_What is needed:_ Copy out each line containing "STELIB" from the entries below.
--*--
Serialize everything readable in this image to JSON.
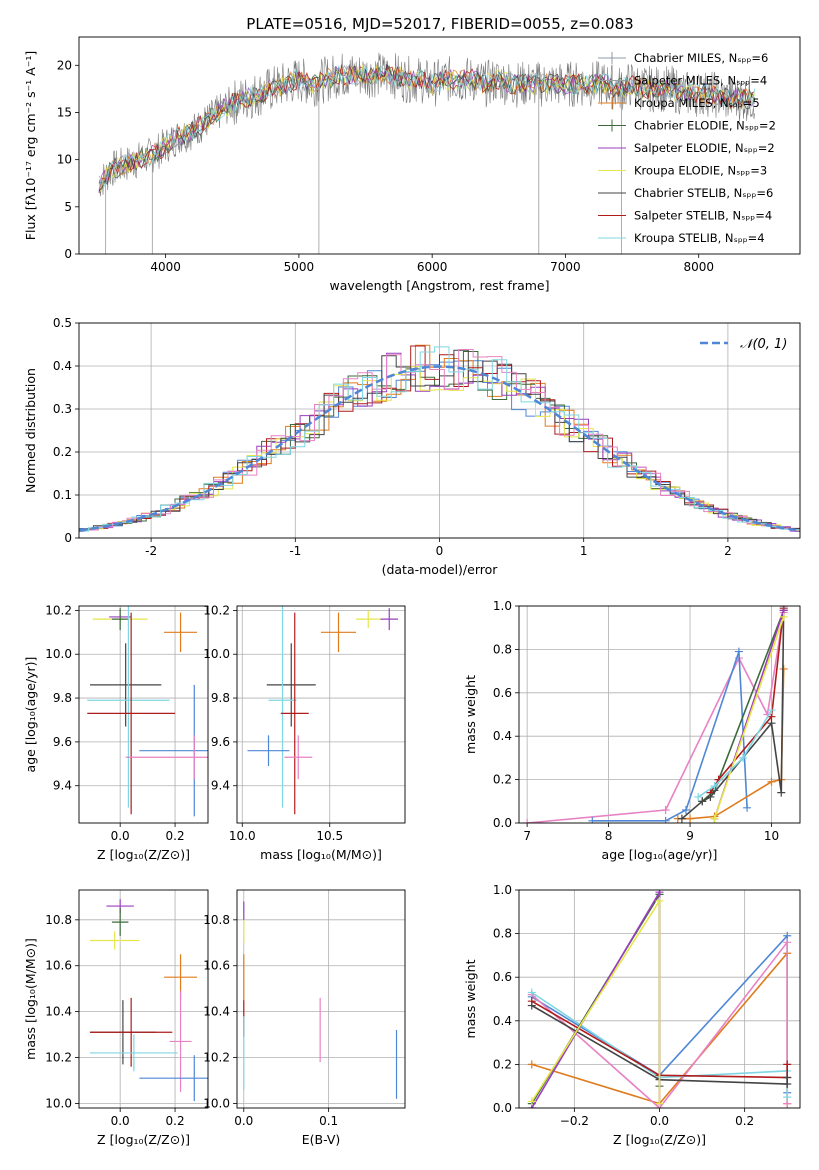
{
  "figure": {
    "title": "PLATE=0516, MJD=52017, FIBERID=0055, z=0.083"
  },
  "chart_data": [
    {
      "id": "spectrum",
      "type": "line",
      "xlabel": "wavelength [Angstrom, rest frame]",
      "ylabel": "Flux [fλ10⁻¹⁷ erg cm⁻² s⁻¹ A⁻¹]",
      "xlim": [
        3350,
        8760
      ],
      "ylim": [
        0,
        23
      ],
      "xticks": [
        4000,
        5000,
        6000,
        7000,
        8000
      ],
      "yticks": [
        0,
        5,
        10,
        15,
        20
      ],
      "legend": "top-right",
      "series": [
        {
          "name": "Chabrier MILES, Nₛₚₚ=6",
          "color": "#8c9bab",
          "marker": "+"
        },
        {
          "name": "Salpeter MILES, Nₛₚₚ=4",
          "color": "#9e9e9e",
          "marker": "+"
        },
        {
          "name": "Kroupa MILES, Nₛₚₚ=5",
          "color": "#e07b1c",
          "marker": "+"
        },
        {
          "name": "Chabrier ELODIE, Nₛₚₚ=2",
          "color": "#3c6a3c",
          "marker": "+"
        },
        {
          "name": "Salpeter ELODIE, Nₛₚₚ=2",
          "color": "#9b3fbf"
        },
        {
          "name": "Kroupa ELODIE, Nₛₚₚ=3",
          "color": "#e6e64a"
        },
        {
          "name": "Chabrier STELIB, Nₛₚₚ=6",
          "color": "#444444"
        },
        {
          "name": "Salpeter STELIB, Nₛₚₚ=4",
          "color": "#b01c1c"
        },
        {
          "name": "Kroupa STELIB, Nₛₚₚ=4",
          "color": "#7fd7e3"
        }
      ],
      "data": [
        {
          "x": 3500,
          "y": 7.5
        },
        {
          "x": 3600,
          "y": 9.0
        },
        {
          "x": 3700,
          "y": 9.5
        },
        {
          "x": 3800,
          "y": 10.0
        },
        {
          "x": 3900,
          "y": 10.5
        },
        {
          "x": 4000,
          "y": 11.5
        },
        {
          "x": 4100,
          "y": 12.5
        },
        {
          "x": 4200,
          "y": 13.0
        },
        {
          "x": 4300,
          "y": 14.0
        },
        {
          "x": 4400,
          "y": 15.0
        },
        {
          "x": 4500,
          "y": 16.0
        },
        {
          "x": 4600,
          "y": 16.5
        },
        {
          "x": 4700,
          "y": 17.0
        },
        {
          "x": 4800,
          "y": 17.5
        },
        {
          "x": 4900,
          "y": 18.0
        },
        {
          "x": 5000,
          "y": 18.5
        },
        {
          "x": 5100,
          "y": 18.0
        },
        {
          "x": 5200,
          "y": 18.5
        },
        {
          "x": 5300,
          "y": 19.0
        },
        {
          "x": 5400,
          "y": 19.0
        },
        {
          "x": 5500,
          "y": 19.0
        },
        {
          "x": 5600,
          "y": 19.0
        },
        {
          "x": 5700,
          "y": 19.0
        },
        {
          "x": 5800,
          "y": 18.5
        },
        {
          "x": 5900,
          "y": 18.5
        },
        {
          "x": 6000,
          "y": 18.0
        },
        {
          "x": 6100,
          "y": 18.5
        },
        {
          "x": 6200,
          "y": 18.5
        },
        {
          "x": 6300,
          "y": 18.5
        },
        {
          "x": 6400,
          "y": 18.0
        },
        {
          "x": 6500,
          "y": 18.5
        },
        {
          "x": 6600,
          "y": 18.0
        },
        {
          "x": 6700,
          "y": 18.0
        },
        {
          "x": 6800,
          "y": 18.0
        },
        {
          "x": 6900,
          "y": 18.0
        },
        {
          "x": 7000,
          "y": 18.0
        },
        {
          "x": 7100,
          "y": 18.0
        },
        {
          "x": 7200,
          "y": 18.0
        },
        {
          "x": 7300,
          "y": 18.0
        },
        {
          "x": 7400,
          "y": 17.5
        },
        {
          "x": 7500,
          "y": 18.0
        },
        {
          "x": 7600,
          "y": 17.5
        },
        {
          "x": 7700,
          "y": 17.5
        },
        {
          "x": 7800,
          "y": 17.5
        },
        {
          "x": 7900,
          "y": 17.0
        },
        {
          "x": 8000,
          "y": 17.0
        },
        {
          "x": 8100,
          "y": 17.0
        },
        {
          "x": 8200,
          "y": 16.5
        },
        {
          "x": 8300,
          "y": 16.5
        },
        {
          "x": 8400,
          "y": 16.5
        }
      ],
      "dips": [
        {
          "x": 3550,
          "y": 0.0
        },
        {
          "x": 3900,
          "y": 0.0
        },
        {
          "x": 5150,
          "y": 0.0
        },
        {
          "x": 6800,
          "y": 0.0
        },
        {
          "x": 7420,
          "y": 0.0
        }
      ]
    },
    {
      "id": "residuals",
      "type": "line",
      "xlabel": "(data-model)/error",
      "ylabel": "Normed distribution",
      "xlim": [
        -2.5,
        2.5
      ],
      "ylim": [
        0,
        0.5
      ],
      "xticks": [
        -2,
        -1,
        0,
        1,
        2
      ],
      "yticks": [
        0.0,
        0.1,
        0.2,
        0.3,
        0.4,
        0.5
      ],
      "grid": true,
      "legend": "top-right",
      "legend_label": "𝒩(0, 1)",
      "gaussian_color": "#4f87d6",
      "hist_colors": [
        "#4f87d6",
        "#e07b1c",
        "#3c6a3c",
        "#b01c1c",
        "#9b3fbf",
        "#e6e64a",
        "#444444",
        "#e882c5",
        "#7fd7e3"
      ],
      "bin_width": 0.1
    },
    {
      "id": "age-vs-z",
      "type": "scatter",
      "xlabel": "Z [log₁₀(Z/Z⊙)]",
      "ylabel": "age  [log₁₀(age/yr)]",
      "xlim": [
        -0.15,
        0.32
      ],
      "ylim": [
        9.23,
        10.22
      ],
      "xticks": [
        "0.0",
        "0.2"
      ],
      "yticks": [
        "9.4",
        "9.6",
        "9.8",
        "10.0",
        "10.2"
      ],
      "grid": true,
      "points": [
        {
          "x": 0.0,
          "y": 10.17,
          "xerr": 0.04,
          "yerr": 0.01,
          "color": "#9b3fbf"
        },
        {
          "x": 0.0,
          "y": 10.16,
          "xerr": 0.1,
          "yerr": 0.01,
          "color": "#e6e64a"
        },
        {
          "x": 0.0,
          "y": 10.16,
          "xerr": 0.03,
          "yerr": 0.05,
          "color": "#3c6a3c"
        },
        {
          "x": 0.22,
          "y": 10.1,
          "xerr": 0.06,
          "yerr": 0.09,
          "color": "#e07b1c"
        },
        {
          "x": 0.02,
          "y": 9.86,
          "xerr": 0.13,
          "yerr": 0.19,
          "color": "#444444"
        },
        {
          "x": 0.03,
          "y": 9.79,
          "xerr": 0.15,
          "yerr": 0.49,
          "color": "#7fd7e3"
        },
        {
          "x": 0.04,
          "y": 9.73,
          "xerr": 0.16,
          "yerr": 0.46,
          "color": "#b01c1c"
        },
        {
          "x": 0.27,
          "y": 9.56,
          "xerr": 0.2,
          "yerr": 0.3,
          "color": "#4f87d6"
        },
        {
          "x": 0.27,
          "y": 9.53,
          "xerr": 0.25,
          "yerr": 0.1,
          "color": "#e882c5"
        }
      ]
    },
    {
      "id": "age-vs-mass",
      "type": "scatter",
      "xlabel": "mass [log₁₀(M/M⊙)]",
      "ylabel": "",
      "xlim": [
        9.97,
        10.93
      ],
      "ylim": [
        9.23,
        10.22
      ],
      "xticks": [
        "10.0",
        "10.5"
      ],
      "yticks": [
        "9.4",
        "9.6",
        "9.8",
        "10.0",
        "10.2"
      ],
      "grid": true,
      "points": [
        {
          "x": 10.55,
          "y": 10.1,
          "xerr": 0.1,
          "yerr": 0.09,
          "color": "#e07b1c"
        },
        {
          "x": 10.72,
          "y": 10.16,
          "xerr": 0.07,
          "yerr": 0.04,
          "color": "#e6e64a"
        },
        {
          "x": 10.84,
          "y": 10.16,
          "xerr": 0.05,
          "yerr": 0.05,
          "color": "#9b3fbf"
        },
        {
          "x": 10.28,
          "y": 9.86,
          "xerr": 0.14,
          "yerr": 0.19,
          "color": "#444444"
        },
        {
          "x": 10.23,
          "y": 9.79,
          "xerr": 0.08,
          "yerr": 0.49,
          "color": "#7fd7e3"
        },
        {
          "x": 10.3,
          "y": 9.73,
          "xerr": 0.08,
          "yerr": 0.46,
          "color": "#b01c1c"
        },
        {
          "x": 10.15,
          "y": 9.56,
          "xerr": 0.12,
          "yerr": 0.07,
          "color": "#4f87d6"
        },
        {
          "x": 10.32,
          "y": 9.53,
          "xerr": 0.08,
          "yerr": 0.1,
          "color": "#e882c5"
        }
      ]
    },
    {
      "id": "weight-vs-age",
      "type": "line",
      "xlabel": "age  [log₁₀(age/yr)]",
      "ylabel": "mass weight",
      "xlim": [
        6.9,
        10.35
      ],
      "ylim": [
        0,
        1
      ],
      "xticks": [
        "7",
        "8",
        "9",
        "10"
      ],
      "yticks": [
        "0.0",
        "0.2",
        "0.4",
        "0.6",
        "0.8",
        "1.0"
      ],
      "grid": true,
      "series": [
        {
          "color": "#e882c5",
          "x": [
            7.0,
            8.7,
            9.6,
            9.95,
            10.15
          ],
          "y": [
            0.0,
            0.06,
            0.76,
            0.5,
            0.97
          ]
        },
        {
          "color": "#4f87d6",
          "x": [
            7.8,
            8.7,
            8.95,
            9.6,
            9.7
          ],
          "y": [
            0.01,
            0.01,
            0.06,
            0.79,
            0.07
          ]
        },
        {
          "color": "#e07b1c",
          "x": [
            8.85,
            9.0,
            9.3,
            10.0,
            10.12,
            10.15
          ],
          "y": [
            0.02,
            0.02,
            0.03,
            0.19,
            0.2,
            0.71
          ]
        },
        {
          "color": "#3c6a3c",
          "x": [
            9.15,
            9.3,
            10.15
          ],
          "y": [
            0.1,
            0.15,
            0.98
          ]
        },
        {
          "color": "#b01c1c",
          "x": [
            9.25,
            9.35,
            10.0,
            10.15
          ],
          "y": [
            0.14,
            0.2,
            0.49,
            0.99
          ]
        },
        {
          "color": "#444444",
          "x": [
            8.9,
            9.15,
            9.25,
            10.0,
            10.12,
            10.15
          ],
          "y": [
            0.02,
            0.1,
            0.12,
            0.46,
            0.14,
            1.0
          ]
        },
        {
          "color": "#9b3fbf",
          "x": [
            9.3,
            10.15
          ],
          "y": [
            0.02,
            0.98
          ]
        },
        {
          "color": "#e6e64a",
          "x": [
            9.3,
            10.15
          ],
          "y": [
            0.02,
            0.95
          ]
        },
        {
          "color": "#7fd7e3",
          "x": [
            9.1,
            9.3,
            9.65,
            10.0
          ],
          "y": [
            0.12,
            0.17,
            0.3,
            0.52
          ]
        }
      ]
    },
    {
      "id": "mass-vs-z",
      "type": "scatter",
      "xlabel": "Z [log₁₀(Z/Z⊙)]",
      "ylabel": "mass [log₁₀(M/M⊙)]",
      "xlim": [
        -0.15,
        0.32
      ],
      "ylim": [
        9.98,
        10.93
      ],
      "xticks": [
        "0.0",
        "0.2"
      ],
      "yticks": [
        "10.0",
        "10.2",
        "10.4",
        "10.6",
        "10.8"
      ],
      "grid": true,
      "points": [
        {
          "x": 0.0,
          "y": 10.86,
          "xerr": 0.05,
          "yerr": 0.03,
          "color": "#9b3fbf"
        },
        {
          "x": 0.0,
          "y": 10.79,
          "xerr": 0.03,
          "yerr": 0.06,
          "color": "#3c6a3c"
        },
        {
          "x": -0.02,
          "y": 10.71,
          "xerr": 0.09,
          "yerr": 0.04,
          "color": "#e6e64a"
        },
        {
          "x": 0.22,
          "y": 10.55,
          "xerr": 0.06,
          "yerr": 0.1,
          "color": "#e07b1c"
        },
        {
          "x": 0.22,
          "y": 10.27,
          "xerr": 0.04,
          "yerr": 0.22,
          "color": "#e882c5"
        },
        {
          "x": 0.01,
          "y": 10.31,
          "xerr": 0.12,
          "yerr": 0.14,
          "color": "#444444"
        },
        {
          "x": 0.04,
          "y": 10.31,
          "xerr": 0.15,
          "yerr": 0.15,
          "color": "#b01c1c"
        },
        {
          "x": 0.05,
          "y": 10.22,
          "xerr": 0.16,
          "yerr": 0.08,
          "color": "#7fd7e3"
        },
        {
          "x": 0.27,
          "y": 10.11,
          "xerr": 0.2,
          "yerr": 0.1,
          "color": "#4f87d6"
        }
      ]
    },
    {
      "id": "mass-vs-ebv",
      "type": "scatter",
      "xlabel": "E(B-V)",
      "ylabel": "",
      "xlim": [
        -0.008,
        0.19
      ],
      "ylim": [
        9.98,
        10.93
      ],
      "xticks": [
        "0.0",
        "0.1"
      ],
      "yticks": [
        "10.0",
        "10.2",
        "10.4",
        "10.6",
        "10.8"
      ],
      "grid": true,
      "points": [
        {
          "x": 0.0,
          "y": 10.84,
          "xerr": 0.0,
          "yerr": 0.04,
          "color": "#9b3fbf"
        },
        {
          "x": 0.0,
          "y": 10.75,
          "xerr": 0.0,
          "yerr": 0.05,
          "color": "#e6e64a"
        },
        {
          "x": 0.0,
          "y": 10.55,
          "xerr": 0.0,
          "yerr": 0.1,
          "color": "#e07b1c"
        },
        {
          "x": 0.0,
          "y": 10.37,
          "xerr": 0.0,
          "yerr": 0.08,
          "color": "#b01c1c"
        },
        {
          "x": 0.0,
          "y": 10.22,
          "xerr": 0.0,
          "yerr": 0.16,
          "color": "#7fd7e3"
        },
        {
          "x": 0.09,
          "y": 10.32,
          "xerr": 0.0,
          "yerr": 0.14,
          "color": "#e882c5"
        },
        {
          "x": 0.18,
          "y": 10.17,
          "xerr": 0.0,
          "yerr": 0.15,
          "color": "#4f87d6"
        }
      ]
    },
    {
      "id": "weight-vs-z",
      "type": "line",
      "xlabel": "Z [log₁₀(Z/Z⊙)]",
      "ylabel": "mass weight",
      "xlim": [
        -0.33,
        0.33
      ],
      "ylim": [
        0,
        1
      ],
      "xticks": [
        "−0.2",
        "0.0",
        "0.2"
      ],
      "yticks": [
        "0.0",
        "0.2",
        "0.4",
        "0.6",
        "0.8",
        "1.0"
      ],
      "grid": true,
      "series": [
        {
          "color": "#e07b1c",
          "x": [
            -0.3,
            0.0,
            0.3,
            0.3
          ],
          "y": [
            0.2,
            0.02,
            0.71,
            0.02
          ]
        },
        {
          "color": "#4f87d6",
          "x": [
            -0.3,
            0.0,
            0.3,
            0.3
          ],
          "y": [
            0.51,
            0.15,
            0.79,
            0.07
          ]
        },
        {
          "color": "#e882c5",
          "x": [
            -0.3,
            0.0,
            0.3,
            0.3
          ],
          "y": [
            0.52,
            0.0,
            0.76,
            0.02
          ]
        },
        {
          "color": "#7fd7e3",
          "x": [
            -0.3,
            0.0,
            0.3,
            0.3
          ],
          "y": [
            0.53,
            0.14,
            0.17,
            0.05
          ]
        },
        {
          "color": "#b01c1c",
          "x": [
            -0.3,
            0.0,
            0.3,
            0.3
          ],
          "y": [
            0.49,
            0.15,
            0.14,
            0.2
          ]
        },
        {
          "color": "#444444",
          "x": [
            -0.3,
            0.0,
            0.3,
            0.3
          ],
          "y": [
            0.47,
            0.13,
            0.11,
            0.14
          ]
        },
        {
          "color": "#3c6a3c",
          "x": [
            -0.3,
            0.0,
            0.0
          ],
          "y": [
            0.02,
            0.98,
            0.1
          ]
        },
        {
          "color": "#9b3fbf",
          "x": [
            -0.3,
            0.0,
            0.0
          ],
          "y": [
            0.0,
            0.99,
            0.02
          ]
        },
        {
          "color": "#e6e64a",
          "x": [
            -0.3,
            0.0,
            0.0
          ],
          "y": [
            0.03,
            0.95,
            0.02
          ]
        }
      ]
    }
  ]
}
--*--
_Output for this exercise:_
          "name": "Chabrier STELIB, Nₛₚₚ=6",
          "name": "Salpeter STELIB, Nₛₚₚ=4",
          "name": "Kroupa STELIB, Nₛₚₚ=4",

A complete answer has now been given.